_Your tasks:_
[A] In the baseball text, reproduce the passage between "In baseball, the" and "log(runs scored/runs allowed)", inclusive, substituting "rival" for "opponent".
[B] According to the baseball text, what name did Bill James give to the empirical relationship he discovered?
[C] Translate this sentence from the baseball text into Spanish: "In baseball, the objective is to win games and a team wins a game by scoring more runs than its opponent."

In baseball, the objective is to win games and a team wins a game by scoring more runs than its opponent. An interesting question is "how important is a single run" towards the goal of winning a game? Suppose one collects the runs scored, the runs allowed, the number of wins and the number of losses for a group of teams. Bill James (a famous guy who works on baseball data) discovered the empirical relationship

log(wins/losses) = 2 log(runs scored/runs allowed)

He called this the Pythagorean Relationship.

Let's try to demonstrate this relationship by use of a resistant fit.

1. First, I collected data for all baseball teams in the 2008 season. The dataset teams2008. txt contains for each of the 30 teams ...

Team -- the name of the team

Wins -- the number of wins

Losses -- the number of losses

Runs.Scored -- the total number of runs scored

Runs.Allowed -- the total number of runs allowed

2. I read this dataset into R and compute the variables log.RR and log.WL.

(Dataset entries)

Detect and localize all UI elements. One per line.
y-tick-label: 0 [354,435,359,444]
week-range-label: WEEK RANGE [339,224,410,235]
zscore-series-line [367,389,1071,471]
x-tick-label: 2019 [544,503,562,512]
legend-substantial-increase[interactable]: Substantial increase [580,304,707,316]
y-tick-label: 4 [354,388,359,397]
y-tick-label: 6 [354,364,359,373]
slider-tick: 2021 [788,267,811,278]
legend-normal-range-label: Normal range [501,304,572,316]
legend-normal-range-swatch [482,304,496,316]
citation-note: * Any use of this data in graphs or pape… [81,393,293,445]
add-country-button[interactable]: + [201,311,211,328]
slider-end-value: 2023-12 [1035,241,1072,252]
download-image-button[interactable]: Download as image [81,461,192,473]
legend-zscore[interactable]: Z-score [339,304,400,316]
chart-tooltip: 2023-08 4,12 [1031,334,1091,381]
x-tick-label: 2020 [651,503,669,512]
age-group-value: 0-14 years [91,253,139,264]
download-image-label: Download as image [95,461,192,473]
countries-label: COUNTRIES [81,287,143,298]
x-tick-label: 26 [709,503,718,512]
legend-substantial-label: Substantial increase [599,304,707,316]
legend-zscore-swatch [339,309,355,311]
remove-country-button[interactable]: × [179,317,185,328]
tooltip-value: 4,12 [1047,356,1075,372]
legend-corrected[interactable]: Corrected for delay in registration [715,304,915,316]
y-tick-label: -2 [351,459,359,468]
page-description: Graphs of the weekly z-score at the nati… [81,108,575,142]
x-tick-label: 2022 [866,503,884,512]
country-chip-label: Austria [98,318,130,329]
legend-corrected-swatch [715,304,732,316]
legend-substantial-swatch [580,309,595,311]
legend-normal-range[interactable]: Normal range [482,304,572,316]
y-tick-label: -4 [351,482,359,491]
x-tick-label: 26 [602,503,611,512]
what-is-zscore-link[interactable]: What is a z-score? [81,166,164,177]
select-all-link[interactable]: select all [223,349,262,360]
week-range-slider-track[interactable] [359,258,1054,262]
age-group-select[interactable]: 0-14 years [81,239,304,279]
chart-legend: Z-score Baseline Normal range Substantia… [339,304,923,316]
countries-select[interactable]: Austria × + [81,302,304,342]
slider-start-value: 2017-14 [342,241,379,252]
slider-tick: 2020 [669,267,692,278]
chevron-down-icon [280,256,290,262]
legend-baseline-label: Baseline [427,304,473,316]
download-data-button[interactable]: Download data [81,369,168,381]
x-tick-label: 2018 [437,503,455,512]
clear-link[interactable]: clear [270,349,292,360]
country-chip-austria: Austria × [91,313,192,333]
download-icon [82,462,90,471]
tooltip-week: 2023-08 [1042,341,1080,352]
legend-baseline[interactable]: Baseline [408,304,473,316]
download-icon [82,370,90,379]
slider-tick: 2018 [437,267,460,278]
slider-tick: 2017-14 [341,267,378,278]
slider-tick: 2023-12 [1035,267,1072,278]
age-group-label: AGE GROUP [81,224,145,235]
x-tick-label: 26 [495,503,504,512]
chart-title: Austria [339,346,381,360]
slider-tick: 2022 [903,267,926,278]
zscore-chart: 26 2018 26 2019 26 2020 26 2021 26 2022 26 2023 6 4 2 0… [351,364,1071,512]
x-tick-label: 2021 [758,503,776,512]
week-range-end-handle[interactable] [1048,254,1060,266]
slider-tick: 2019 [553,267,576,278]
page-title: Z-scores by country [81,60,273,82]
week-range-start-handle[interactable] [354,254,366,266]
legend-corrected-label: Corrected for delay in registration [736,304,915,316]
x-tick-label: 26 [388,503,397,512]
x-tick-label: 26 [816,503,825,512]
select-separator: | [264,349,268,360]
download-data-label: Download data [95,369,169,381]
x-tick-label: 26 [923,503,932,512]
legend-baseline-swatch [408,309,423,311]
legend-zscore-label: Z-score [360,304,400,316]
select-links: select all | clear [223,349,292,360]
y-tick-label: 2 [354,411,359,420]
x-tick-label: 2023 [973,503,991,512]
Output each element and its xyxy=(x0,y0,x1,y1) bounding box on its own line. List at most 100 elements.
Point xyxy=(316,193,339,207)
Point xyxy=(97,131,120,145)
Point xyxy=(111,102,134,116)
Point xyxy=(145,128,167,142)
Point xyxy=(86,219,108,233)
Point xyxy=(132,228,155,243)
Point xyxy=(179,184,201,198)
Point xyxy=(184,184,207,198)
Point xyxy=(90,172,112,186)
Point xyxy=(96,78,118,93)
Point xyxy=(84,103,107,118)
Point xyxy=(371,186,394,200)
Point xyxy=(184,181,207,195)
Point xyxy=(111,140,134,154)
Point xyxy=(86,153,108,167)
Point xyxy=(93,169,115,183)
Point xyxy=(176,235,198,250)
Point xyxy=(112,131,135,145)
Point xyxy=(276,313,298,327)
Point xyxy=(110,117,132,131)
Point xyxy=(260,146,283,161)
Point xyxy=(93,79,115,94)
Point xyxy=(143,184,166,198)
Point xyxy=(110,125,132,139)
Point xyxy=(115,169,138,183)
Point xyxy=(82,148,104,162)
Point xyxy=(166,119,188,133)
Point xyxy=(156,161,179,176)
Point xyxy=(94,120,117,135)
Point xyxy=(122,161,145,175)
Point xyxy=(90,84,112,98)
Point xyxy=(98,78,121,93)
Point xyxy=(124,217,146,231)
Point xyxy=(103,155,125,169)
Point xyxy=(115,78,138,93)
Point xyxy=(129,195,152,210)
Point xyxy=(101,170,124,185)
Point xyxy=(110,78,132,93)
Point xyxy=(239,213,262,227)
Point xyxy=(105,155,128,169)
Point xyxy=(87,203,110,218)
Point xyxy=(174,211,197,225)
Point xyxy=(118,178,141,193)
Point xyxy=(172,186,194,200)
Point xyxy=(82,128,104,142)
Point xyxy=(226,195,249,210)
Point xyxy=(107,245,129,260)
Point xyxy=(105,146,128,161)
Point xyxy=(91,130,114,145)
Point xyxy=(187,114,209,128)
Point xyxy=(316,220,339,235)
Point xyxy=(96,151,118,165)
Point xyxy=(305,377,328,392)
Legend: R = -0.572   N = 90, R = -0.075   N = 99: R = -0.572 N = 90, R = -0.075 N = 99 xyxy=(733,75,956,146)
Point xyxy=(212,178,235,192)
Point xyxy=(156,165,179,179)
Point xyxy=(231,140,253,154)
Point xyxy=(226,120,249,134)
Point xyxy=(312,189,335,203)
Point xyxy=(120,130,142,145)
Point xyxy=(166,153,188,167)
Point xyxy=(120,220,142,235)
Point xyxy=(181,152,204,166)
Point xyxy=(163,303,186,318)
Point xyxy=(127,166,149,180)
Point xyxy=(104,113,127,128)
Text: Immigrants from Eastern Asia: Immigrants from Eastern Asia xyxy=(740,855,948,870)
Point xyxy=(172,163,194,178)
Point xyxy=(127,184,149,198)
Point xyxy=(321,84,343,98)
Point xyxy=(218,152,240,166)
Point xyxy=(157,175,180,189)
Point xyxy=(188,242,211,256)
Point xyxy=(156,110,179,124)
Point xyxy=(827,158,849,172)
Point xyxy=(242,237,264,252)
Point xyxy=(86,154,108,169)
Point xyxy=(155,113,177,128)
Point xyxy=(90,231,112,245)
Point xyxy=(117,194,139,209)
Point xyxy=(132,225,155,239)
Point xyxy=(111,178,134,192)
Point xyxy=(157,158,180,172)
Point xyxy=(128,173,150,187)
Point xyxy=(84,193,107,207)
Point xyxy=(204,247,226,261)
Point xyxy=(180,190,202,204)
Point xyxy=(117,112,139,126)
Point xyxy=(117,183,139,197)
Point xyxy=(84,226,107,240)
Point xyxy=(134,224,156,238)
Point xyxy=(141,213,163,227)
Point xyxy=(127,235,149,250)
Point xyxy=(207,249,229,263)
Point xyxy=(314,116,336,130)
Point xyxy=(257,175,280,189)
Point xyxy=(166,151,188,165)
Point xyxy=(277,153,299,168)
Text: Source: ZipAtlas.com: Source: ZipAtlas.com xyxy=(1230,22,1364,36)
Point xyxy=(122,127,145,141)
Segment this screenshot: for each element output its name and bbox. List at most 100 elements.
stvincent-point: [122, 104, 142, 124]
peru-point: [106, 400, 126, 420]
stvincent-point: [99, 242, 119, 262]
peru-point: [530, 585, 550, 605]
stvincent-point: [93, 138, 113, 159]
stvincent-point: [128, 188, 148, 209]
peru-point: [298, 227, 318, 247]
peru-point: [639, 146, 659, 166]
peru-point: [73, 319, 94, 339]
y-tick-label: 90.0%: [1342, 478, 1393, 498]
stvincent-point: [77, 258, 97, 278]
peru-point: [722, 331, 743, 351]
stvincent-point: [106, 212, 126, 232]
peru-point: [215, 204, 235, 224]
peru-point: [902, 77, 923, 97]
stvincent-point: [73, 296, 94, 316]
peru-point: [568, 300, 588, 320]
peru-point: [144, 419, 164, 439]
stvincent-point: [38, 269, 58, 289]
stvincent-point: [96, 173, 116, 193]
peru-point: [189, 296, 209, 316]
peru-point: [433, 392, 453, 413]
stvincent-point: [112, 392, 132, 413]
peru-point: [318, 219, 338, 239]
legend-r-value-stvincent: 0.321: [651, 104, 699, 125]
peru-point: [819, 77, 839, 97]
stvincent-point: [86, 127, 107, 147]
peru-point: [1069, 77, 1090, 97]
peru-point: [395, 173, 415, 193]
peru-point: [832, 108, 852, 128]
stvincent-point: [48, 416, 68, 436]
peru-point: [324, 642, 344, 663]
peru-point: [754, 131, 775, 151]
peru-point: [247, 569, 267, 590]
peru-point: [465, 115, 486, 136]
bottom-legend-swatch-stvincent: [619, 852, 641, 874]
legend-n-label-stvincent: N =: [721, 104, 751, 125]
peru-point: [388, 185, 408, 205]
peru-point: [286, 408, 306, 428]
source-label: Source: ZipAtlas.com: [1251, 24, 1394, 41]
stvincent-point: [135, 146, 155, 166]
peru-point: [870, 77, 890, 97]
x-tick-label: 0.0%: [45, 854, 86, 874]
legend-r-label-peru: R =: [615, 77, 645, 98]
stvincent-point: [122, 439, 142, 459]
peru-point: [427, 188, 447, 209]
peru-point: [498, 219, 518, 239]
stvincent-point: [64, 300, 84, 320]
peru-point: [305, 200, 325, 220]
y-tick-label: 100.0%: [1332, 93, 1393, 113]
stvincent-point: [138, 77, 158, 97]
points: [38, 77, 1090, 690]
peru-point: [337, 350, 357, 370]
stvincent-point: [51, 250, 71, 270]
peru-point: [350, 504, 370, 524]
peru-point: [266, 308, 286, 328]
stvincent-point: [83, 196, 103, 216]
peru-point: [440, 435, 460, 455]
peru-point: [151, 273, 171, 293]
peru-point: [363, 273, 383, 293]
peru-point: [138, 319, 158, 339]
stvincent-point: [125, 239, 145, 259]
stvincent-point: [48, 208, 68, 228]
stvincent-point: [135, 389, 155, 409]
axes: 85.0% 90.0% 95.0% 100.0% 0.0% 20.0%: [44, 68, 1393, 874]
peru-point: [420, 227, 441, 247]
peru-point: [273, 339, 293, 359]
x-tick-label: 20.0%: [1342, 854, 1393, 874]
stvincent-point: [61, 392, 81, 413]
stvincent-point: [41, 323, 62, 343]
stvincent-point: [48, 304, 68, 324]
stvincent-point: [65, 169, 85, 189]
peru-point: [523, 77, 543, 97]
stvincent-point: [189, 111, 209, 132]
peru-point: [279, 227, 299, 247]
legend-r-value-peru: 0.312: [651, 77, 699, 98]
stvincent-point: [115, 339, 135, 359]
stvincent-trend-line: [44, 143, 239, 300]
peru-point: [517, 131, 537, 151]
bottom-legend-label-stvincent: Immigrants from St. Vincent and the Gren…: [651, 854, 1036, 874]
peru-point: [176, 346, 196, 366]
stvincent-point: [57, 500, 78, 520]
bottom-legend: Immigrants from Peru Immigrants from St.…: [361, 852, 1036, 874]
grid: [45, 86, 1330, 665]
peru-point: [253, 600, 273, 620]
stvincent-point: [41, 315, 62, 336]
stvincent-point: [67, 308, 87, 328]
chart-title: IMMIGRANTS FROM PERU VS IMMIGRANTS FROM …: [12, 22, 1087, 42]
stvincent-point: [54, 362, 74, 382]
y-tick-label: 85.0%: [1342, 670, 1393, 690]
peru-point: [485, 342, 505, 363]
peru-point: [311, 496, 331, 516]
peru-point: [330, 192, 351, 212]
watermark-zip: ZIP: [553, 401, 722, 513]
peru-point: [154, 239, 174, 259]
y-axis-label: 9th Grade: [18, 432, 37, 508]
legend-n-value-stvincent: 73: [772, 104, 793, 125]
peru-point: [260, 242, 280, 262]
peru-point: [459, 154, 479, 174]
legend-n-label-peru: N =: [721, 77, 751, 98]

_Answer list:_
[A]
In baseball, the objective is to win games and a team wins a game by scoring more runs than its rival. An interesting question is "how important is a single run" towards the goal of winning a game? Suppose one collects the runs scored, the runs allowed, the number of wins and the number of losses for a group of teams. Bill James (a famous guy who works on baseball data) discovered the empirical relationship

log(wins/losses) = 2 log(runs scored/runs allowed)

[B] The Pythagorean Relationship.

[C] En el béisbol, el objetivo es ganar partidos, y un equipo gana un partido anotando más carreras que su oponente.